» **Provided data**:

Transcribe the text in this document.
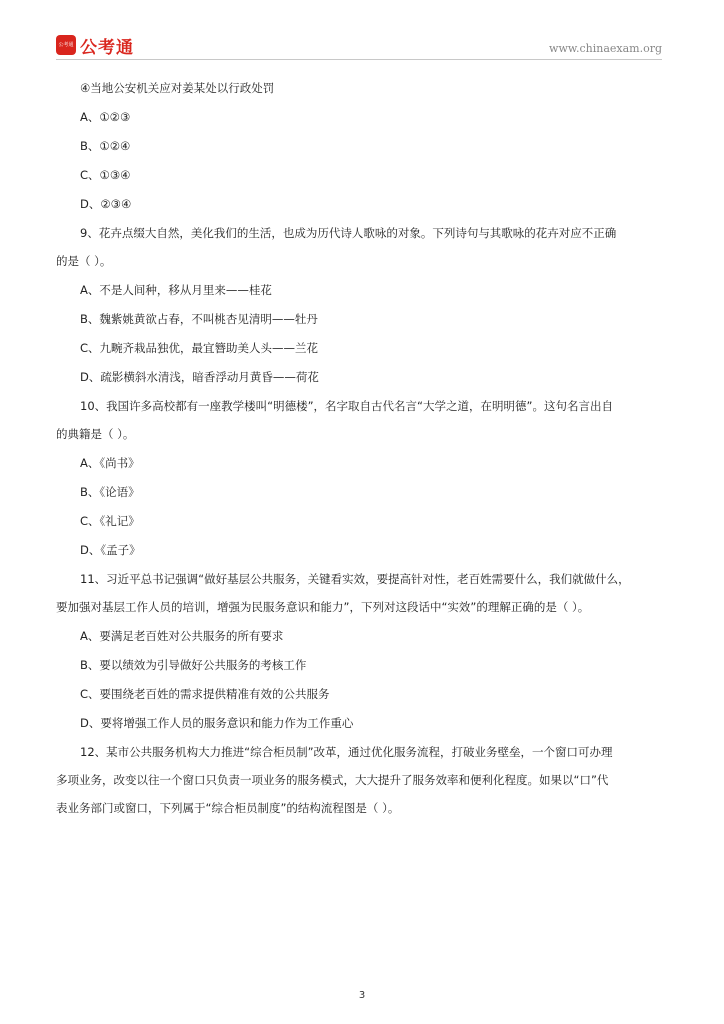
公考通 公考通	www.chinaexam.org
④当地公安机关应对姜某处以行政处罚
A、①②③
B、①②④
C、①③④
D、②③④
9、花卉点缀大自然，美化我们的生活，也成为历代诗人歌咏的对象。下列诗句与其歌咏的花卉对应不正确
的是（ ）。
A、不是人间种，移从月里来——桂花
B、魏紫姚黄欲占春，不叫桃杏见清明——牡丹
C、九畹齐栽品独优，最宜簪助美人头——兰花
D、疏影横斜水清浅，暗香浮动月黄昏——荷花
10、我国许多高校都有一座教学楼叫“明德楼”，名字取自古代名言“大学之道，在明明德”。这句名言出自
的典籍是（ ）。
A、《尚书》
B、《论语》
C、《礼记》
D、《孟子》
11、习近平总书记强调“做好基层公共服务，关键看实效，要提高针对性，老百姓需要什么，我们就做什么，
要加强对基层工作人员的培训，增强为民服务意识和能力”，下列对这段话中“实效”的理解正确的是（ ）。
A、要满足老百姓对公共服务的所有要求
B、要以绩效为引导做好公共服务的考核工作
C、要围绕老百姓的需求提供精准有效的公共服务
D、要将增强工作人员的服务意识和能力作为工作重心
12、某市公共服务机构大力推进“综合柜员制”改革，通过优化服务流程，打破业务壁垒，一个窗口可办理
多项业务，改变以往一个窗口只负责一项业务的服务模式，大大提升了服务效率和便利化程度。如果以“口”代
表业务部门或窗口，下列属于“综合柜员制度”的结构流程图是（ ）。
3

» **Your instructions**: Write out the listing word for word, omitting the pictures it holds.

» **Completed exercise**:
Transcribe the text in this document.
公考通 公考通	www.chinaexam.org
④当地公安机关应对姜某处以行政处罚
A、①②③
B、①②④
C、①③④
D、②③④
9、花卉点缀大自然，美化我们的生活，也成为历代诗人歌咏的对象。下列诗句与其歌咏的花卉对应不正确
的是（ ）。
A、不是人间种，移从月里来——桂花
B、魏紫姚黄欲占春，不叫桃杏见清明——牡丹
C、九畹齐栽品独优，最宜簪助美人头——兰花
D、疏影横斜水清浅，暗香浮动月黄昏——荷花
10、我国许多高校都有一座教学楼叫“明德楼”，名字取自古代名言“大学之道，在明明德”。这句名言出自
的典籍是（ ）。
A、《尚书》
B、《论语》
C、《礼记》
D、《孟子》
11、习近平总书记强调“做好基层公共服务，关键看实效，要提高针对性，老百姓需要什么，我们就做什么，
要加强对基层工作人员的培训，增强为民服务意识和能力”，下列对这段话中“实效”的理解正确的是（ ）。
A、要满足老百姓对公共服务的所有要求
B、要以绩效为引导做好公共服务的考核工作
C、要围绕老百姓的需求提供精准有效的公共服务
D、要将增强工作人员的服务意识和能力作为工作重心
12、某市公共服务机构大力推进“综合柜员制”改革，通过优化服务流程，打破业务壁垒，一个窗口可办理
多项业务，改变以往一个窗口只负责一项业务的服务模式，大大提升了服务效率和便利化程度。如果以“口”代
表业务部门或窗口，下列属于“综合柜员制度”的结构流程图是（ ）。
3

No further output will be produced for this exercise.